** start of Excerpted passage **

I think we can be somewhat grateful to Canada for legalising cannabis a good year or so ahead of us. They’re making a complete hash - no pun intended - of it.
This week’s news is the massive over supply: the market went nuts, grew it like there was no tomorrow, so now they have warehouses full of it. And you know what happens to the price when the supply side is out of kilter – yes, it crashes.
That’s the trouble when it comes to drugs. Cheap drugs then lead to greater uptake, which is fine if its fruit and veggies but not if it’s the sort of product that leads to dependence and psychosis.
The legalisation in Canada had the same sort of ideological bollocks wrapped around it as the pro dopers are pedalling here. It’s a health issue, we want to offer support, we want to control the market, we want the bad guys out of the business.
One year on none of it has happened. In fact, quite the opposite, the illegal side of the trade has flourished.
And here’s the simple truth about government vs private enterprise when it comes to business of which pedalling dope is: the private sector always wins. It wins on agility, creativity, flexibility and street smarts.

** end of Excerpted passage **
** start of Material **

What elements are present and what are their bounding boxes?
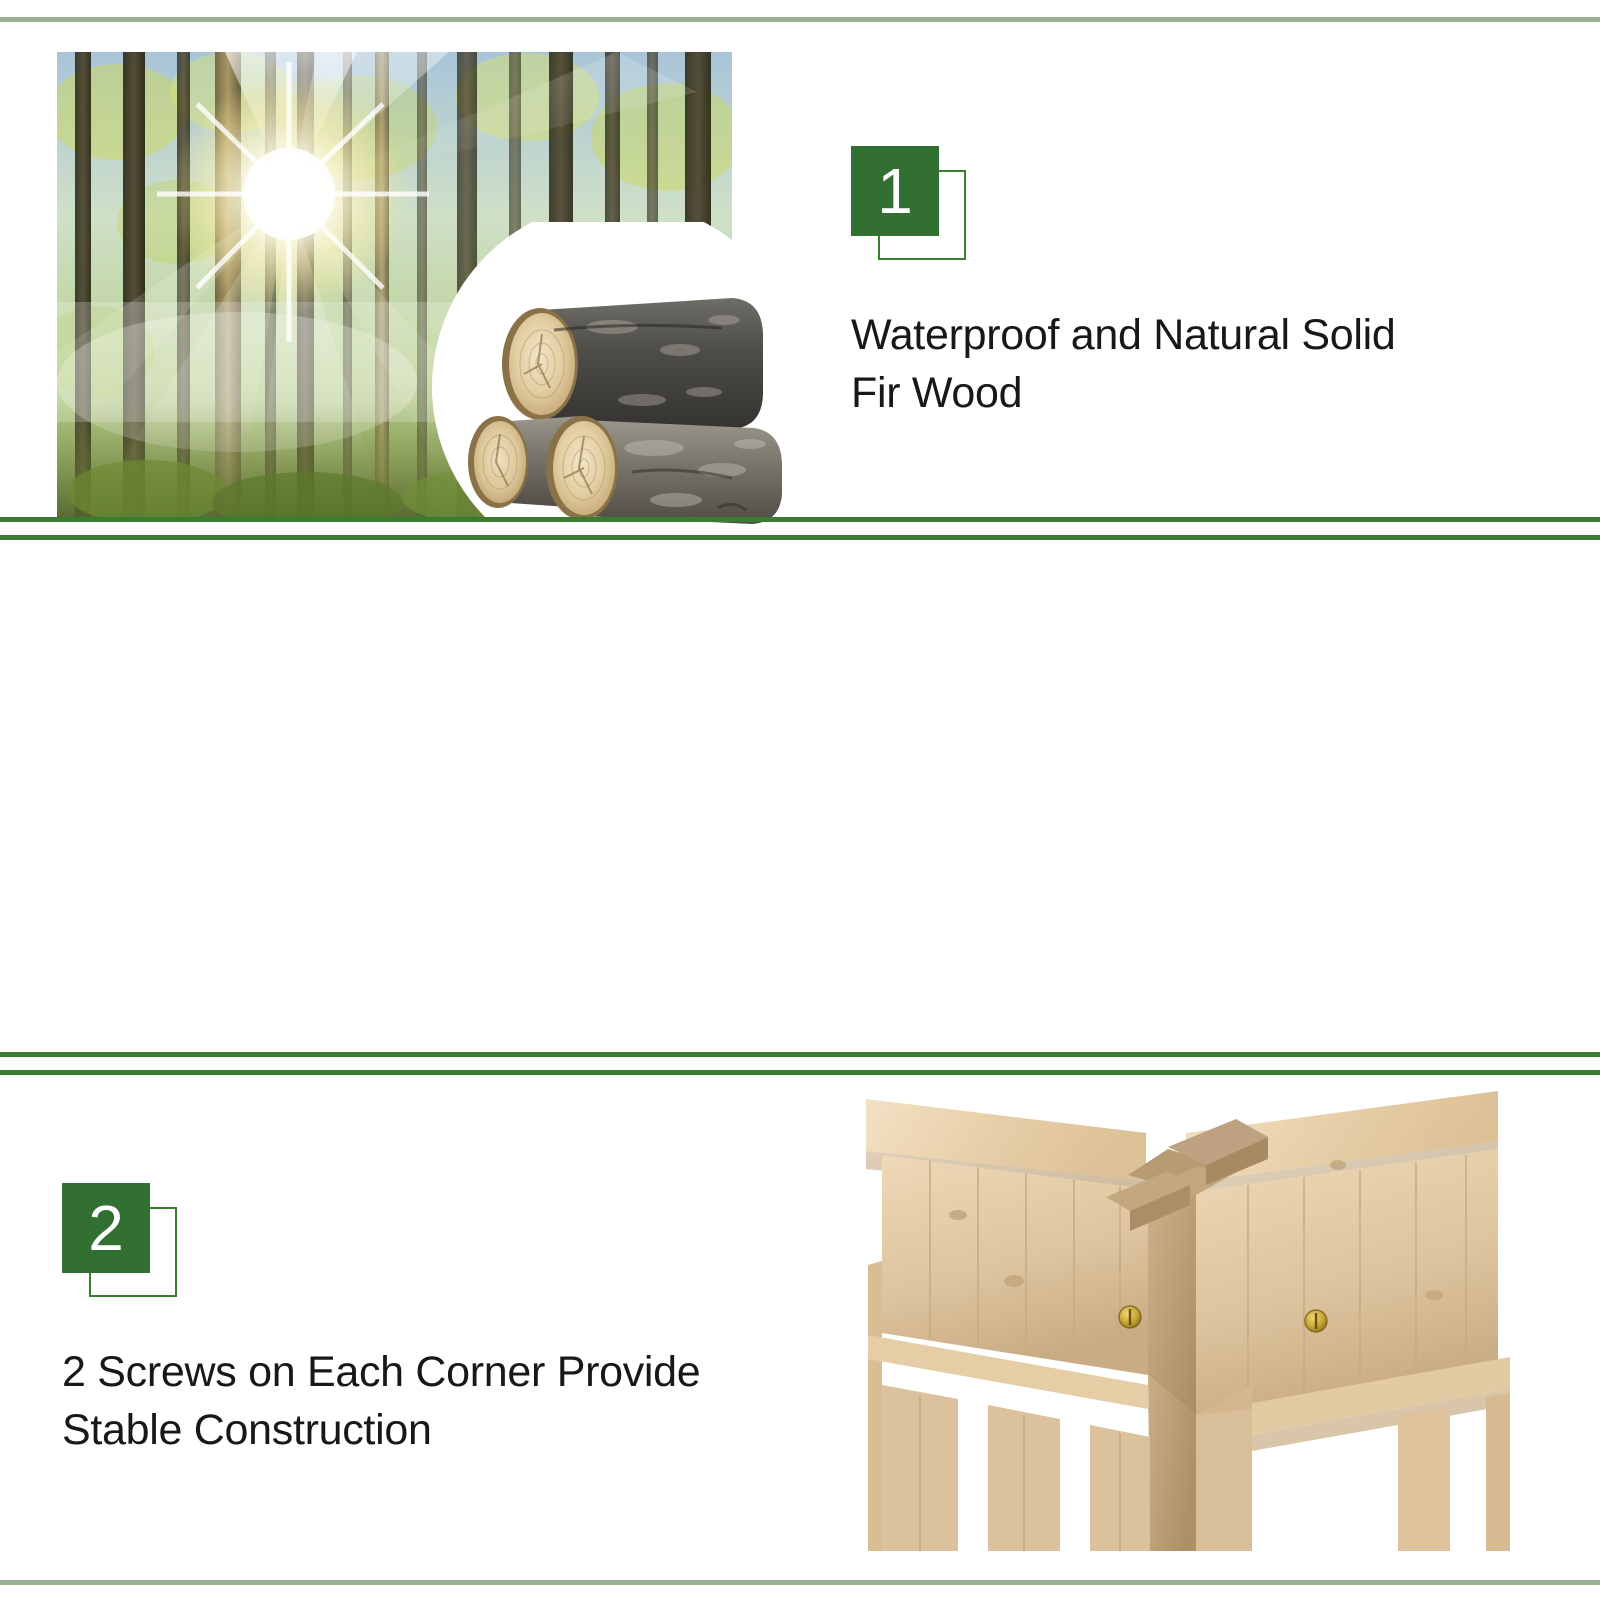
divider-line-lower [0, 1070, 1600, 1075]
feature-section-2: 2 2 Screws on Each Corner Provide Stable… [0, 540, 1600, 1052]
feature-text-1: 1 Waterproof and Natural Solid Fir Wood [851, 146, 1491, 422]
divider-gap [0, 522, 1600, 535]
badge-number: 1 [851, 146, 939, 236]
feature-headline-1: Waterproof and Natural Solid Fir Wood [851, 306, 1491, 422]
section-divider-2 [0, 1052, 1600, 1075]
feature-section-3: 3 4 Reinforced Crossbars Give The Raised… [0, 1078, 1600, 1578]
bottom-sage-rule [0, 1580, 1600, 1585]
feature-section-1: 1 Waterproof and Natural Solid Fir Wood [0, 22, 1600, 517]
infographic-page: 1 Waterproof and Natural Solid Fir Wood … [0, 0, 1600, 1600]
section-divider-1 [0, 517, 1600, 540]
step-badge-1: 1 [851, 146, 969, 262]
cut-logs-circle-inset [432, 222, 804, 552]
divider-gap [0, 1057, 1600, 1070]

** end of Material **

**Written request 1**:
Answer these questions about the piece on Canada's cannabis legalization, each on its own line:
(a) What is this week's news about the Canadian market?
(b) What happens to the price when the supply side is out of kilter?
(c) On which four qualities does the private sector win?
**Written request 2**:
Please carry the opinion piece on Canada's cannabis legalization forward from its final sentence, keeping its voice.

**Task response 1**:
(a) There is a massive oversupply, with warehouses full of cannabis.
(b) The price crashes.
(c) Agility, creativity, flexibility and street smarts.

**Task response 2**:
They’re not driven by policy, by politics, by agencies, by bureaucracy, they’re driven by a bottom line: you want it, they got it.
So not only do the Canadians have two and a half years’ worth of supply in warehouses. They also have the psychological things they didn’t think of.
There’s all the red tape around local councils and authorities, some of whom want nothing to do with the policy. The edibles business that never got off the ground that drives a good chunk of demand. The government’s inability to control the strength of the product - dope heads in Canada like it strong apparently.
Not surprisingly, these are all issues filled quickly and efficiently by the black market.
And the over-arching fear that in this world of unsafe info and leaked detail, no one who deals in dope wants to be buying off a state agency for the simple and I suspect very real fear that they are going to be tracked and monitored.
Once again, an area that the black market was only too happy to swoop in and offer comfort on. Cash works nicely, strong as you want, as much as you want, no questions asked.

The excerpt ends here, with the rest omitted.